====== ТЕКСТ ДЛЯ ЧТЕНИЯ

Зависимость от геополитических факторов тоже играет важную роль. Позиция Южной Кореи на переднем рубеже «холодной войны» обеспечила ей на некоторое время поддержку США в процессе развития. Положение Мозамбика привело к гражданской войне, разжигаемой Южной Африкой с целью не допустить успешной реализации попыток Фрелимо построить в стране социализм. Попав в результате войны в долги, Мозамбик стал легкой добычей МВФ в процессе проведения неолиберальной реструктуризации[146]. Поддержка США контрреволюционных правительств в Центральной Америке, Чили и других регионах часто приводила к аналогичным результатам. Даже определенная географическая позиция, например близость Мексики к США и ее зависимость от давления со стороны США, играла важную роль. Тот факт, что США больше не нуждается в защите от коммунистической угрозы, означает, что больше не нужно беспокоиться о том, что неолиберальные реформы могут вызвать взрыв безработицы или социальных беспокойств в той или иной стране. США не удалось, к огромному недовольству лояльных тайцев, поддерживавших США во Вьетнамской войне, вывести Таиланд из кризиса. Действительно, США и финансовые организации действовали как хищные капиталисты.

============

• **ЗАДАНИЕ 1**
Установите, соответствуют ли тексту о геополитических факторах утверждения (а), (б) и (в). Для каждого ответьте «да» или «нет» и приведите точную цитату из текста, которая это решает.
(а) Поддержку США Южная Корея на некоторое время получила благодаря своей позиции на переднем рубеже «холодной войны».
(б) Гражданскую войну в Мозамбике разжигала Мексика.
(в) США сумели вывести Таиланд из кризиса.
• **ЗАДАНИЕ 2**
Продолжите текст о геополитических факторах, начав сразу после его последнего предложения.
Для работы с текстом записи не понадобятся.

====== ЗАПИСИ

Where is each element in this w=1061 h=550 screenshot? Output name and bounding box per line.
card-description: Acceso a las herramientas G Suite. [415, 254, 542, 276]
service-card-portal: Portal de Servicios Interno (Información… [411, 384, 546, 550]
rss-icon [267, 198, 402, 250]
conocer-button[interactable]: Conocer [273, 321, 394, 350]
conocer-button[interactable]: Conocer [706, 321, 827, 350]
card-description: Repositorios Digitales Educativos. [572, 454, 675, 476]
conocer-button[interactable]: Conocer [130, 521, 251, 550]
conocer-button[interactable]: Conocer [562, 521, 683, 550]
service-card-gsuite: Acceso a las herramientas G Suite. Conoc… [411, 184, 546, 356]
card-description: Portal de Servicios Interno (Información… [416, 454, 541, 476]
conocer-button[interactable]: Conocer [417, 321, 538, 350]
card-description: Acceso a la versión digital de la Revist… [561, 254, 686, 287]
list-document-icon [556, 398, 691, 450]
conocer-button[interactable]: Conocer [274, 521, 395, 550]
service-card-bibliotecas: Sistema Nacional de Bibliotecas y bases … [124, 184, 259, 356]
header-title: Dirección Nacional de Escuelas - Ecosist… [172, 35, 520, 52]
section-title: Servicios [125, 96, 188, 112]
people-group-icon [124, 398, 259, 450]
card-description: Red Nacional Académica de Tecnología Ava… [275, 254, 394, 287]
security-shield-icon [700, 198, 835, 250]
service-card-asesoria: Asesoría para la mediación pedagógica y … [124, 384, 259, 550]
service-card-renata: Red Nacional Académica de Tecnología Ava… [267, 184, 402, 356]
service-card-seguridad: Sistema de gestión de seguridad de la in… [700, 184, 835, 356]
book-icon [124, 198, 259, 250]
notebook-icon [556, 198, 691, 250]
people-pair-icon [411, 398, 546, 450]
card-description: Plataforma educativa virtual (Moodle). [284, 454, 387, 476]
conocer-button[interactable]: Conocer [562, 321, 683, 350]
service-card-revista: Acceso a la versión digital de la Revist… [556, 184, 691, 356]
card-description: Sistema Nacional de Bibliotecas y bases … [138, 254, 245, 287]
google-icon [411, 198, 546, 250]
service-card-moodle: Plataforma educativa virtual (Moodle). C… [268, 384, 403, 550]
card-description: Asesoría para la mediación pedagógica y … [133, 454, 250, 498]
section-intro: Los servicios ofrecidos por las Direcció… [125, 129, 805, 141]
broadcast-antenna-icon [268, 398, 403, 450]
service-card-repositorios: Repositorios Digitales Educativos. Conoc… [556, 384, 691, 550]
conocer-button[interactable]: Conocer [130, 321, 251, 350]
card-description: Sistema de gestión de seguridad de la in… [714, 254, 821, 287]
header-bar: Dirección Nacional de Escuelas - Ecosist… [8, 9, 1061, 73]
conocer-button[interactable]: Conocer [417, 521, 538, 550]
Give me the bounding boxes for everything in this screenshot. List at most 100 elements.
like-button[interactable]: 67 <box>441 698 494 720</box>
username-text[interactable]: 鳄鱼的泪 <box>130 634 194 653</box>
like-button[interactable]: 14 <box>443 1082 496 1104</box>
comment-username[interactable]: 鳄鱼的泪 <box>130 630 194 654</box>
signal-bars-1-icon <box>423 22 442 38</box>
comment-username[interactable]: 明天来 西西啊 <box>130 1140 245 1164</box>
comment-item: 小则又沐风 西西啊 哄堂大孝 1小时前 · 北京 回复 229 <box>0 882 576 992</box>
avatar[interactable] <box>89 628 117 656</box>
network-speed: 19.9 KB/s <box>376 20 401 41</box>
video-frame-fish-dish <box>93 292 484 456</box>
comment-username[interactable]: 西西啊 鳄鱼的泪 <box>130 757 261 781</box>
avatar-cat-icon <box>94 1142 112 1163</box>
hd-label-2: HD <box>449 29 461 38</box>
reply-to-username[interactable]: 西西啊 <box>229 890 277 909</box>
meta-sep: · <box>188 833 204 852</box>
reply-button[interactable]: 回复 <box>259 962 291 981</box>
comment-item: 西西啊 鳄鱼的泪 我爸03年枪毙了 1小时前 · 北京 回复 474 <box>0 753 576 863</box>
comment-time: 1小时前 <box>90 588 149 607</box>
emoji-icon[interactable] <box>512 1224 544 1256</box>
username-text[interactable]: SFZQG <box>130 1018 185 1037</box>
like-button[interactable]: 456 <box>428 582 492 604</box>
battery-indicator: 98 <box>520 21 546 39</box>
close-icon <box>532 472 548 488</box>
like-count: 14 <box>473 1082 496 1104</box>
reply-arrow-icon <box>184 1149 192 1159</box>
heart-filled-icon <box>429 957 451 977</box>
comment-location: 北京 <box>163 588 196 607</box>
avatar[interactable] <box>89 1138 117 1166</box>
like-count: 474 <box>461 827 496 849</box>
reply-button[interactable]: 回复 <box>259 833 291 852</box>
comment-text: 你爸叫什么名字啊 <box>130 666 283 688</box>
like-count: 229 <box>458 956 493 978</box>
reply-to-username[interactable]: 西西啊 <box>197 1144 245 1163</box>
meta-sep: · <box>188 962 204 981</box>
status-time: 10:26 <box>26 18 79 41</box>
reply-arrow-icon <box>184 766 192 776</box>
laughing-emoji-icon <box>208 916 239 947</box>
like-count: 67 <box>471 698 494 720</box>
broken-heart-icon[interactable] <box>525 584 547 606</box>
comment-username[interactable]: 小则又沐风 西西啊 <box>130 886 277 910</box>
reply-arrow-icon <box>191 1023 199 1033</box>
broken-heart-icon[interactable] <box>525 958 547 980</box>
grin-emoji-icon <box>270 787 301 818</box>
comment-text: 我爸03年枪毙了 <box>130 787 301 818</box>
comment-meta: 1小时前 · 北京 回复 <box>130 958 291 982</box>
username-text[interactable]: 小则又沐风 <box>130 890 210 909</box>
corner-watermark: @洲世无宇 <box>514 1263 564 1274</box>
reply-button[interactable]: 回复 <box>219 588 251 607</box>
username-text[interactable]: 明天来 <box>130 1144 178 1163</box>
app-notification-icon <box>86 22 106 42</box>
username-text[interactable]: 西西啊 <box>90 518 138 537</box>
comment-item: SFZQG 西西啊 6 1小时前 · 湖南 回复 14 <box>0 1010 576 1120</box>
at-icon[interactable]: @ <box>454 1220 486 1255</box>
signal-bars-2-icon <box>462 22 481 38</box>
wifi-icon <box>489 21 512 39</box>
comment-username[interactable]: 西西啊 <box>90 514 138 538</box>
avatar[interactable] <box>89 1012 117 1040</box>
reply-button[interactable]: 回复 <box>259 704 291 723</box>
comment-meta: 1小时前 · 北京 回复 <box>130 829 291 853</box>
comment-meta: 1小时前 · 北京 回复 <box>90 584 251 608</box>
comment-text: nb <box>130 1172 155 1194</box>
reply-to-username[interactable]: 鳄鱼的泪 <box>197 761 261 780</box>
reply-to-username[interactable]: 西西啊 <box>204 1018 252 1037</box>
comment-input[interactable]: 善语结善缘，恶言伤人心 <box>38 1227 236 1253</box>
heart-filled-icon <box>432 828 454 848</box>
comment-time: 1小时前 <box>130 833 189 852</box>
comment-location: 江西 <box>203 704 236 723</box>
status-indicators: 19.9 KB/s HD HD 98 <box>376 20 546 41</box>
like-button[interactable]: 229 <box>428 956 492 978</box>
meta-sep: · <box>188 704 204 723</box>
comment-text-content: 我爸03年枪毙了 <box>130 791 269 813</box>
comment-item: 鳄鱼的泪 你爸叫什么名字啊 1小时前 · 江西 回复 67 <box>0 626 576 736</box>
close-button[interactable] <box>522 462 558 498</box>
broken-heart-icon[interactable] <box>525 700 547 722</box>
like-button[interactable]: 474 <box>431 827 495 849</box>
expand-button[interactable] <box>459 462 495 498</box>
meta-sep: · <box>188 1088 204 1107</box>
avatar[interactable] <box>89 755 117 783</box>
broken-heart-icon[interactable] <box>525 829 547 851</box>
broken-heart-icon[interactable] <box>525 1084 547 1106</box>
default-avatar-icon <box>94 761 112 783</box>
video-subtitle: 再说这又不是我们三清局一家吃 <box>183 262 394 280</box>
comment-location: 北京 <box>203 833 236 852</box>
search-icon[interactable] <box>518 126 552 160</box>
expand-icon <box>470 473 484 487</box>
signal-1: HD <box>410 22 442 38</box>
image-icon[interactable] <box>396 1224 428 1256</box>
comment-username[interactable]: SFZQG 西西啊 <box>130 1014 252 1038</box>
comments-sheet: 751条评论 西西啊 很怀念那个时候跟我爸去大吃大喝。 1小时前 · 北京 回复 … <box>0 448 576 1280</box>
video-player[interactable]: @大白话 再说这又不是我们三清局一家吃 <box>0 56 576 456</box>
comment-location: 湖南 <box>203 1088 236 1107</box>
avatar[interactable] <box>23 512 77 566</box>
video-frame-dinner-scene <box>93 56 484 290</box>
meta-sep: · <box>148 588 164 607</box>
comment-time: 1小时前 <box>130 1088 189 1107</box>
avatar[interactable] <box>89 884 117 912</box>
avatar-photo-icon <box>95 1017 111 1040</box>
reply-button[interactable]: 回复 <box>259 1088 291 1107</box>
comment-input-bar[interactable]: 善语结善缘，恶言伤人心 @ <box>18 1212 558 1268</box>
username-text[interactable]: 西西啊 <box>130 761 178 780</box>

============

• **ОТВЕТ 1**
(а) Да: «Позиция Южной Кореи на переднем рубеже «холодной войны» обеспечила ей на некоторое время поддержку США в процессе развития».
(б) Нет: «Положение Мозамбика привело к гражданской войне, разжигаемой Южной Африкой».
(в) Нет: «США не удалось, к огромному недовольству лояльных тайцев, поддерживавших США во Вьетнамской войне, вывести Таиланд из кризиса».

• **ОТВЕТ 2**
Во всей этой непростой истории неравномерной неолиберализации остается одна общая тенденция — рост социального неравенства и незащищенности наиболее уязвимых слоев населения — будь то Индонезия, Мексика или Британия — перед политикой бюджетной экономии, что приводит к росту маргинальной части населения. Эта тенденция кое-где смягчалась проводимой социальной политикой, но влияние неолиберализации на противоположную часть социального спектра было довольно значительным. Такой невероятной концентрации богатства и власти в верхних эшелонах капиталистического общества не происходило с 1920-х годов. Поражает приток благосостояния в основные мировые финансовые центры. Еще поразительнее то, что к этому всему относятся как к незначительному и даже негативному побочному продукту процесса неолиберализации. Сама идея о том, что это может быть основной целью неолиберализации, даже не рассматривается. Гениальность неолиберальной теории заключается в том, что под прикрытием таких прекрасных слов, как «свобода», «выбор», «права», удается скрыть печальную реальность восстановления или реконструкции классовой власти в отдельных странах и по всему миру, но прежде всего в основных финансовых центрах глобальной капиталистической системы.